REQUIREMENTS ▸ Pull out every line containing the string "title".

LISTING ▸
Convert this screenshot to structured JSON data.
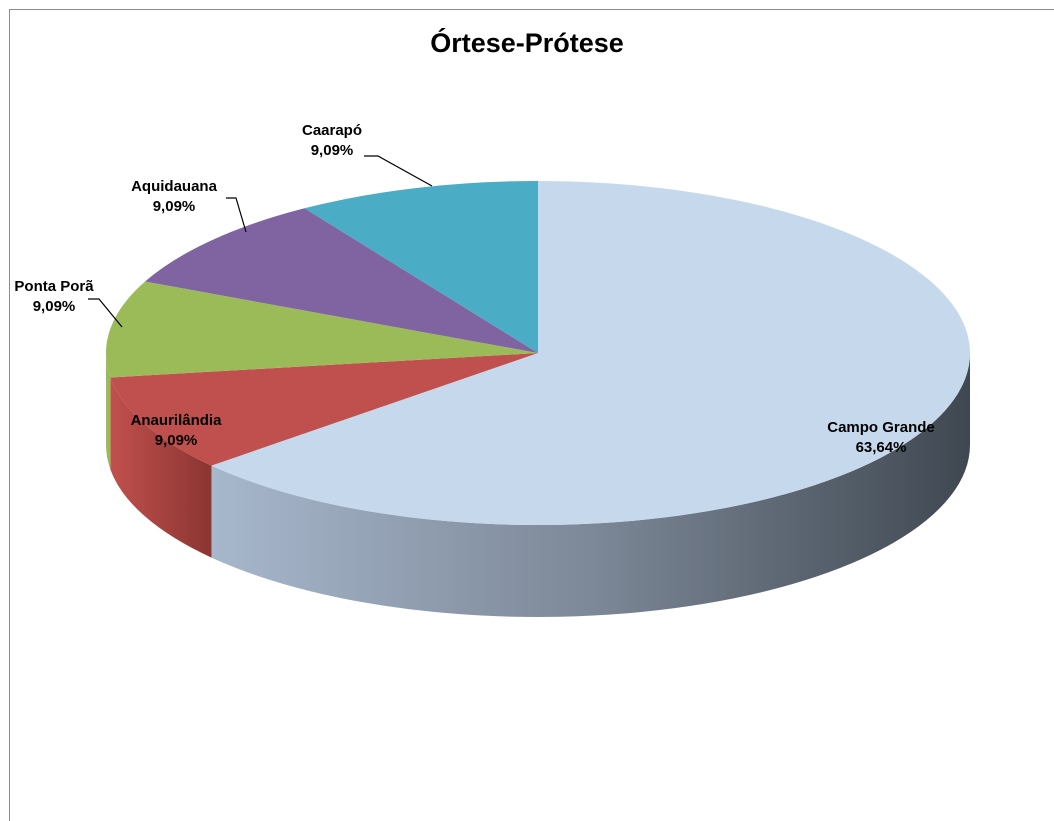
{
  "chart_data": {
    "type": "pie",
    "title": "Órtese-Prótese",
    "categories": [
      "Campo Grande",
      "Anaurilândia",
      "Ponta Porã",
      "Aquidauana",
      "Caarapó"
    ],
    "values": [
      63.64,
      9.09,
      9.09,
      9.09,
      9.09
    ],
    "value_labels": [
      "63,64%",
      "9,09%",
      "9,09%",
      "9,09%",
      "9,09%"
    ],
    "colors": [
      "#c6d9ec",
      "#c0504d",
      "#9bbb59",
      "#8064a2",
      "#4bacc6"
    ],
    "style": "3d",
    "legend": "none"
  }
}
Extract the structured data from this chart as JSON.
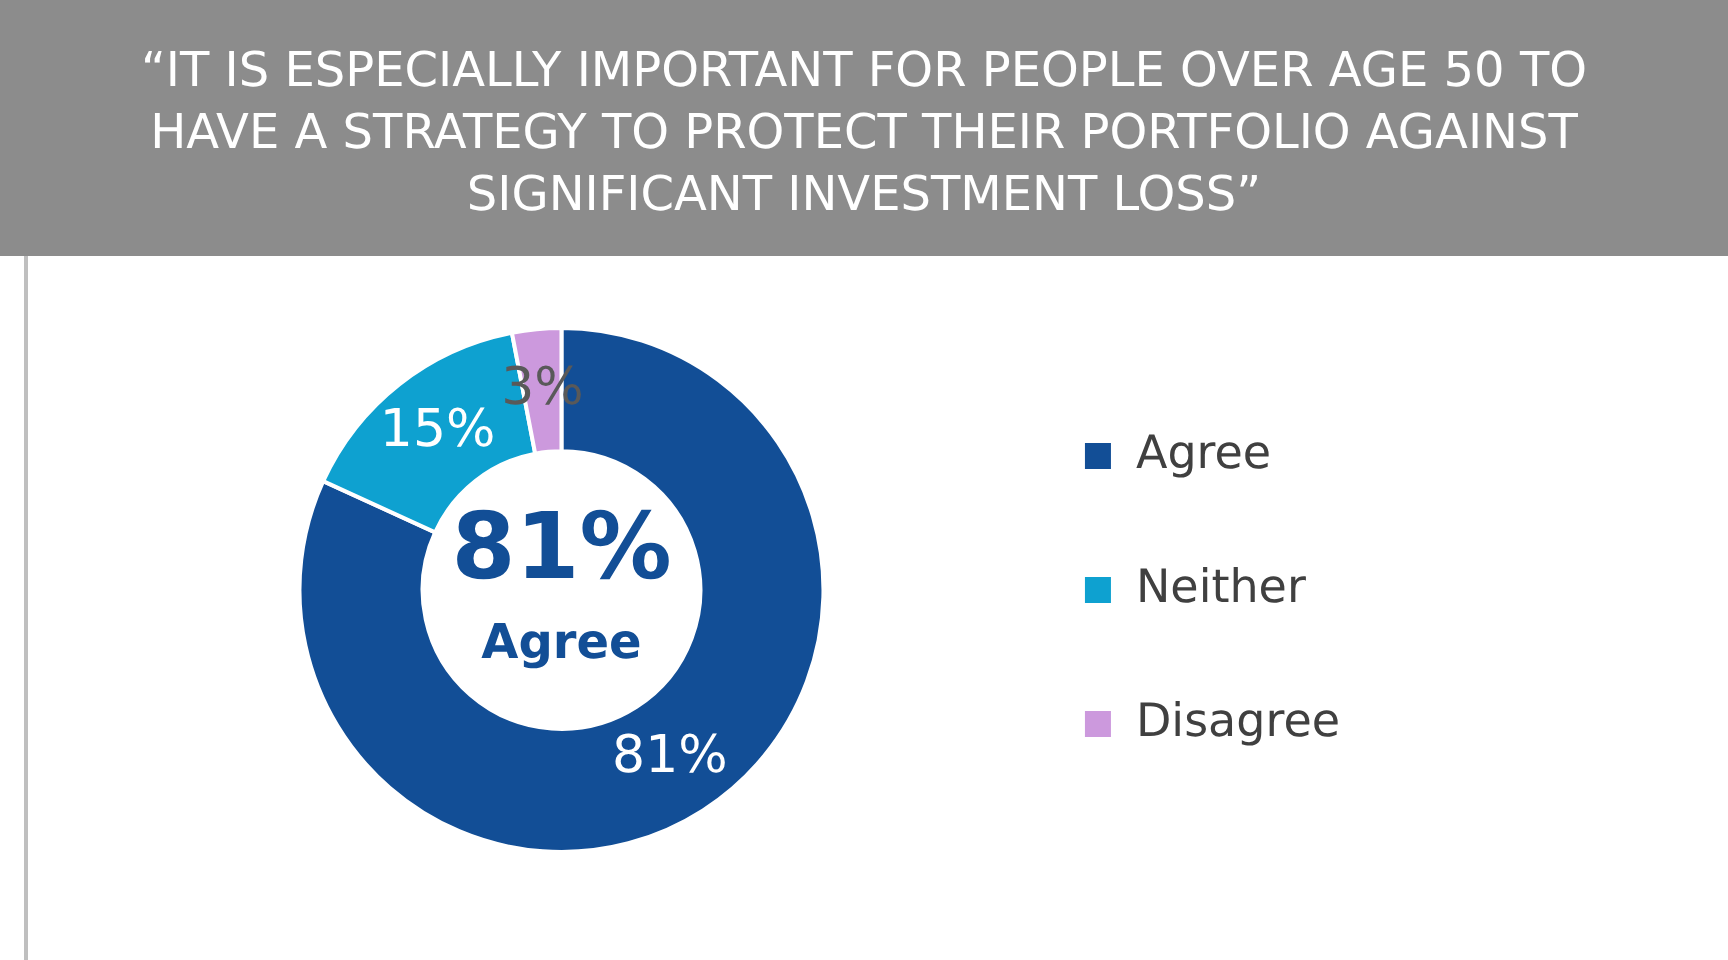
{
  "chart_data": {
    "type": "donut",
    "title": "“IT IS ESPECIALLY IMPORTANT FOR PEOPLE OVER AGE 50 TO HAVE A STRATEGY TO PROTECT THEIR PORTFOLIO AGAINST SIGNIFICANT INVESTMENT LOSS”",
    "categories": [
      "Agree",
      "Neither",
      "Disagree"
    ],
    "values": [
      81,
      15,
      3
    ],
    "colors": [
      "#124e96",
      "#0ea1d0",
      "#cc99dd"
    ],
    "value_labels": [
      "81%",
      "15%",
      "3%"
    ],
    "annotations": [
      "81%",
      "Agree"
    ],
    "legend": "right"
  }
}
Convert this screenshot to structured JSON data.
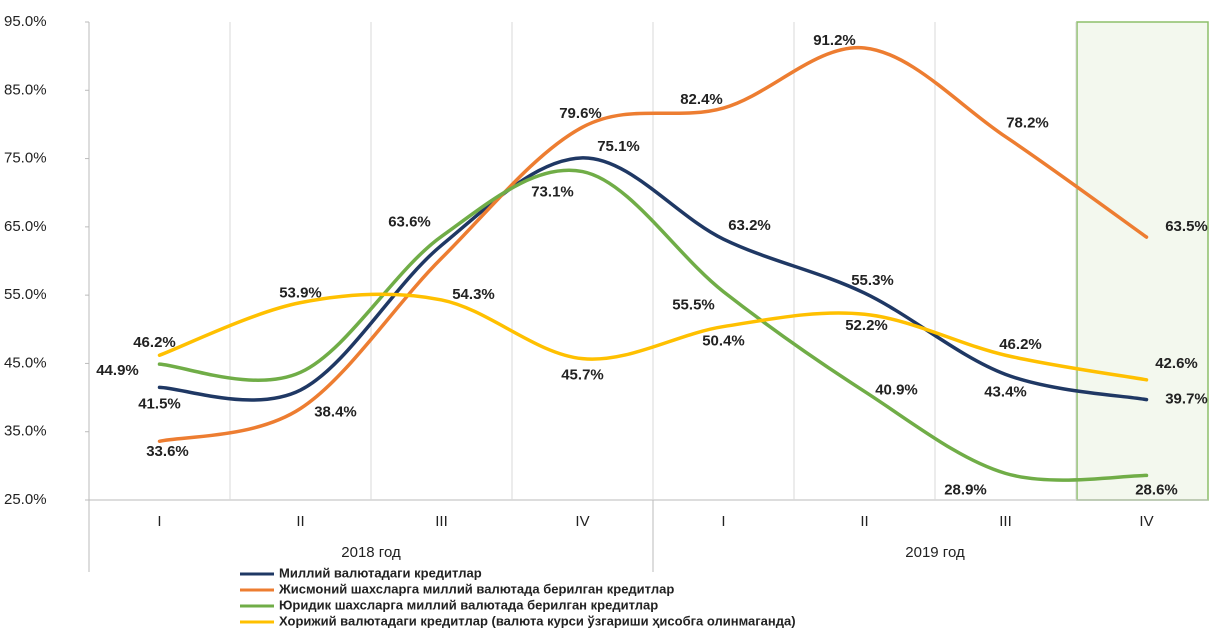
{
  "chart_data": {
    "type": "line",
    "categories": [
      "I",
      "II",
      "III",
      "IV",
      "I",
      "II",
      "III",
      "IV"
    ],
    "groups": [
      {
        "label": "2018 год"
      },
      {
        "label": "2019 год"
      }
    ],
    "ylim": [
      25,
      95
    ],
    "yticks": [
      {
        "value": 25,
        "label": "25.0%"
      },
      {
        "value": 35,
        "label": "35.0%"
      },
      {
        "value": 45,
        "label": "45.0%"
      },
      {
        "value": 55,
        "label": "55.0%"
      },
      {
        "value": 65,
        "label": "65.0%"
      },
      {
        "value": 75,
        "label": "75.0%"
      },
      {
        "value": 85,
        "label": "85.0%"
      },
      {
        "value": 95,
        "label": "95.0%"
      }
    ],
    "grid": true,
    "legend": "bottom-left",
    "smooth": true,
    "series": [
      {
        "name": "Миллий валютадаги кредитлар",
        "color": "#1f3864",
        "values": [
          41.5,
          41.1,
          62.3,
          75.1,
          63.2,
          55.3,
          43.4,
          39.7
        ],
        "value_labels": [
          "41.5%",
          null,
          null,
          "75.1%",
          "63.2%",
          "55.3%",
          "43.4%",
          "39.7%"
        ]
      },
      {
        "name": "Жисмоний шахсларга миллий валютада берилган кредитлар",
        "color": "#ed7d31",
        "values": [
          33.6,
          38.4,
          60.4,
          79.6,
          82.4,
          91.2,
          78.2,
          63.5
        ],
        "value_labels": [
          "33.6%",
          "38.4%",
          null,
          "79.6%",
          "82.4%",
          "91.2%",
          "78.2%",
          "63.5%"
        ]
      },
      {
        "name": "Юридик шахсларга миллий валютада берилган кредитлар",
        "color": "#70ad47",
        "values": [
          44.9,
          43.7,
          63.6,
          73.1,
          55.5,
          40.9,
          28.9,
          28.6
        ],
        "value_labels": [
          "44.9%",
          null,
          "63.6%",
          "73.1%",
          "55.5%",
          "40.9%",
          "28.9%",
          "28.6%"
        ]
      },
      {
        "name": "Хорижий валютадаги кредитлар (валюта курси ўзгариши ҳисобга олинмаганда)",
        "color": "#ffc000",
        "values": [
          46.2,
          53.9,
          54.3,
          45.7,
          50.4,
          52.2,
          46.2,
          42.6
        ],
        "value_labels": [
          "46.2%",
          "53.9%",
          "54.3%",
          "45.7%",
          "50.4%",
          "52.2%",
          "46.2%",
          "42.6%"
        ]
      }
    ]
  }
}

WORKED ANSWER ▸
    "title": "Órtese-Prótese",
    "title": "“IT IS ESPECIALLY IMPORTANT FOR PEOPLE OVER AGE 50 TO HAVE A STRATEGY TO PROTECT THEIR PORTFOLIO AGAINST SIGNIFICANT INVESTMENT LOSS”",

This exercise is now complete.